● EXTRAIT DU DOCUMENT

Quand la justice dysfonctionne (2)
Par Michel Huyette
Même au bout d'un certain nombre d'années dans la magistrature, il y a des choses auxquelles il est bien difficile de s'habituer. L'une d'entre elles, c'est la facilité avec laquelle les juges décident parfois de ne pas appliquer... la loi !
Je m'explique.
Un débat qui agite les tribunaux pour enfants (là où les juges des enfants s'occupent des mineurs en danger et des mineurs délinquants) depuis une éternité est le suivant :
La législation impose, sauf exception légale, la présence d'un greffier auprès de chaque juge qui tient une audience civile (« civile » pour distinguer de « pénale »). L'article R 123-14 du code de l'organisation judiciaire énonce cette règle fondamentale, l'article 728 du code de procédure civile ajoute qu'il doit être tenu un registre mentionnant pour chaque audience le nom du juge et du greffier présents, l'article 454 du même code impose de faire figurer sur le jugement le nom du greffier présent à l'audience, et l'article 456 qui le suit que le jugement doit être signé du greffier. Notons enfin que l'article 430 du code de procédure civile énonce le principe que « la juridiction est composée, à peine de nullité, conformément aux règles relatives à l'organisation judiciaire ».
Personne n'est jamais venu soutenir que ces règles fondamentales ne s'appliquent pas aux audiences civiles du juge des enfants, c'est à dire quand celui-ci reçoit dans son bureau des parents, des enfants, des travailleurs sociaux.. pour apprécier si tel enfant est en danger et si des mesures de protection sont nécessaires.

● LISTE DES ENTRÉES

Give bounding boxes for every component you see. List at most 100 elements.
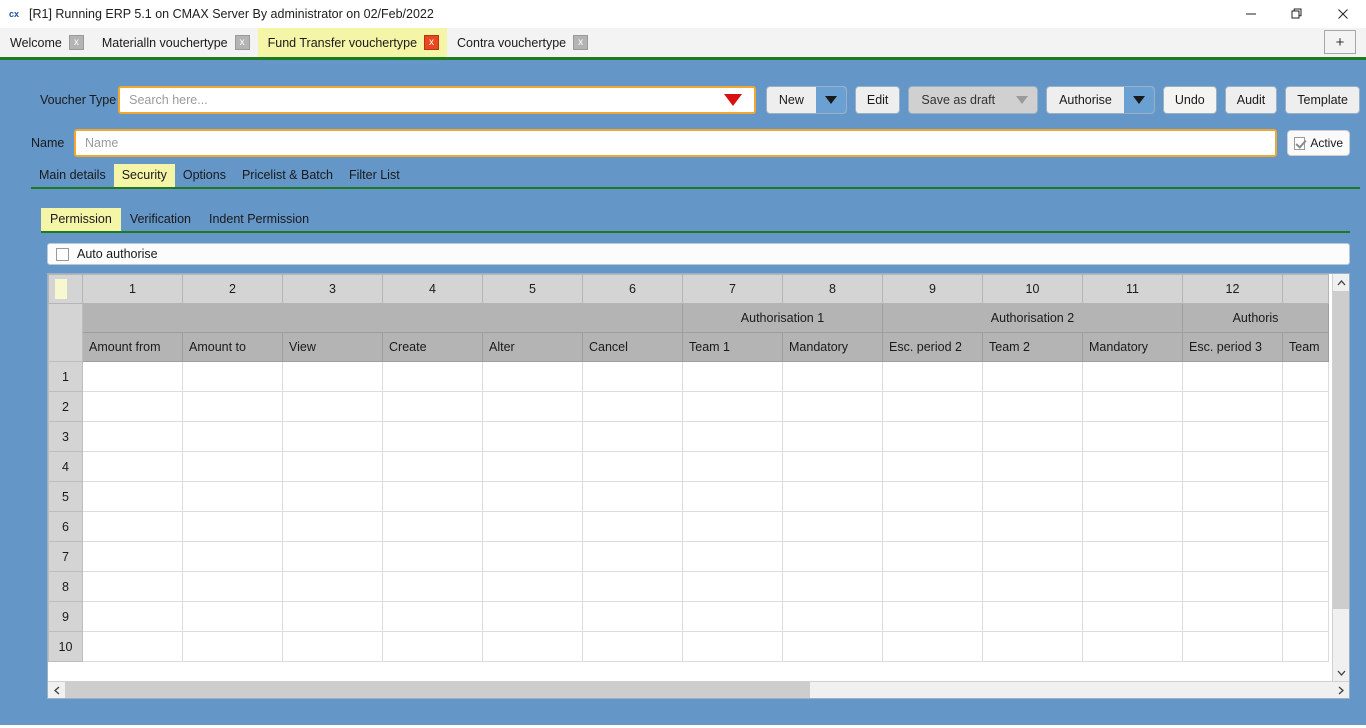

---

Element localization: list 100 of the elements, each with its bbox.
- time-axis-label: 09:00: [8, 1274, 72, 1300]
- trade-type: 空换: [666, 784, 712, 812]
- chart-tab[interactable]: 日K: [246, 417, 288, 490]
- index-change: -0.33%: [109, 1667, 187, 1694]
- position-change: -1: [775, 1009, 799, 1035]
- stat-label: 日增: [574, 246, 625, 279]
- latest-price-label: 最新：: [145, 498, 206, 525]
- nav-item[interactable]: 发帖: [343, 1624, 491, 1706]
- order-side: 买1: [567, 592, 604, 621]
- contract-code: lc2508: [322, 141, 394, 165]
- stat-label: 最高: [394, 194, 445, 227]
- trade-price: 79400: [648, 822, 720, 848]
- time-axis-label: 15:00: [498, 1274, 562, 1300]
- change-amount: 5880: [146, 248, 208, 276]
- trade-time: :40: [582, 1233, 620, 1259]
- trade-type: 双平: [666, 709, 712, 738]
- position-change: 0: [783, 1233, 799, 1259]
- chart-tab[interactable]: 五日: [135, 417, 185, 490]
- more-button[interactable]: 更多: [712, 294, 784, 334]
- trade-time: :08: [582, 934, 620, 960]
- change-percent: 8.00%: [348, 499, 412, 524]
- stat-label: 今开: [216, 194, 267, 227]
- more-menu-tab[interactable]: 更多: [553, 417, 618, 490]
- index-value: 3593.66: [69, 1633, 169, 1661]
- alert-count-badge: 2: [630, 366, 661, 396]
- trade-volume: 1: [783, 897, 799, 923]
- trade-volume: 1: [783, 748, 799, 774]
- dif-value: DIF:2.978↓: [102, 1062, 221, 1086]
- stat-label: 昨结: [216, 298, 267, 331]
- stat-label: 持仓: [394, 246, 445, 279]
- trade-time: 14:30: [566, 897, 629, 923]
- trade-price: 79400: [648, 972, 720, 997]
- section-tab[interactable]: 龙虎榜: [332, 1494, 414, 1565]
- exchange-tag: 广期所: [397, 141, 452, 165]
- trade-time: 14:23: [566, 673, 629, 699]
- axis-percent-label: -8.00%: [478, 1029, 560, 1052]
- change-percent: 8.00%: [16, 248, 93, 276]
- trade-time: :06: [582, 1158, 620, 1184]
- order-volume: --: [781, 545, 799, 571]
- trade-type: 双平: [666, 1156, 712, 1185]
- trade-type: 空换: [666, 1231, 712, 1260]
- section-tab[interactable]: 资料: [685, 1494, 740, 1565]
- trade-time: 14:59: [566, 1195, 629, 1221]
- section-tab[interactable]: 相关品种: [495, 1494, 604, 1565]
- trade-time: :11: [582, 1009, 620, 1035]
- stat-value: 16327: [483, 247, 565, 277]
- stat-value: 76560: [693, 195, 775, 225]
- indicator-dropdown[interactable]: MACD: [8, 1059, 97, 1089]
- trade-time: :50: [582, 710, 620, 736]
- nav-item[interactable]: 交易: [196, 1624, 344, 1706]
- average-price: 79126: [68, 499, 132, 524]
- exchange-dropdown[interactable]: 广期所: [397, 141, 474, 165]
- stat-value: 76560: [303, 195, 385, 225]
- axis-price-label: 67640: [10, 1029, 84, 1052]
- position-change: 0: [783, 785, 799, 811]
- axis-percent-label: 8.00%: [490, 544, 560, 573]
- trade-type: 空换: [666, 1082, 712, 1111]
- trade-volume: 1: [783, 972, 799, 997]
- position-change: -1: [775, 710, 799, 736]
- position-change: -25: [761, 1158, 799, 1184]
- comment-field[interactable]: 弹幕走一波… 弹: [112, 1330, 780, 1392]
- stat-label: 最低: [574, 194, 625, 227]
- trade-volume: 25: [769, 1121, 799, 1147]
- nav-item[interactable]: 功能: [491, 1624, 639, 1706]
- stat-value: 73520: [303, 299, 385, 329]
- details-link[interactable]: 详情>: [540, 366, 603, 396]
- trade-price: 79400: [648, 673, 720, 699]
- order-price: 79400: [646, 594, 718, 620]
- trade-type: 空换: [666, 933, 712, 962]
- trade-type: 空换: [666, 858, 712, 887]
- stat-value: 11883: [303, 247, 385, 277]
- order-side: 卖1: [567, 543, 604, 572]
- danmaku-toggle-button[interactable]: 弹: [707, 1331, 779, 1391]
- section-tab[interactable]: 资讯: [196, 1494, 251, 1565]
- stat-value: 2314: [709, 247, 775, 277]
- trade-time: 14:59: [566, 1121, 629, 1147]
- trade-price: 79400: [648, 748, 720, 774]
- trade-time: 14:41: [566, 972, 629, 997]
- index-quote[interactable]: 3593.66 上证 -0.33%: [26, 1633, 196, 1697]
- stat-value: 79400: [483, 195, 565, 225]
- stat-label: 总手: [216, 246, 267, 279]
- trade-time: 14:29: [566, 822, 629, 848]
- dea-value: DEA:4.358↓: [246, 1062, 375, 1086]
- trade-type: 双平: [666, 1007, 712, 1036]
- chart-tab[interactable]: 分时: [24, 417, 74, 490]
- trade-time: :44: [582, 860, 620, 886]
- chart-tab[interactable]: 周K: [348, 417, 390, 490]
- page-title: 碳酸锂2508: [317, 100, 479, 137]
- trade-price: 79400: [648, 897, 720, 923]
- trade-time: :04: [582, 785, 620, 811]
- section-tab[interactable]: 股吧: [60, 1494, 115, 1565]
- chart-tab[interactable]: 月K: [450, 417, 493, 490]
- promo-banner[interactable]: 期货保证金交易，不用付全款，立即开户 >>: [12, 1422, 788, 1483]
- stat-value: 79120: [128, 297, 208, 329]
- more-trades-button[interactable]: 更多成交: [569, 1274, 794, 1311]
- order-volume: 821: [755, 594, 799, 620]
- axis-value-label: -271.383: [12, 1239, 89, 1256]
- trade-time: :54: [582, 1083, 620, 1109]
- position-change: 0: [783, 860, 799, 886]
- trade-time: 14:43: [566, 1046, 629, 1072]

● OBJECTIF DE L'EXERCICE
D'après le texte sur les dysfonctionnements de la justice, quel article du code de procédure civile impose que le jugement soit signé du greffier ?

● BONNE RÉPONSE
L'article 456 du code de procédure civile.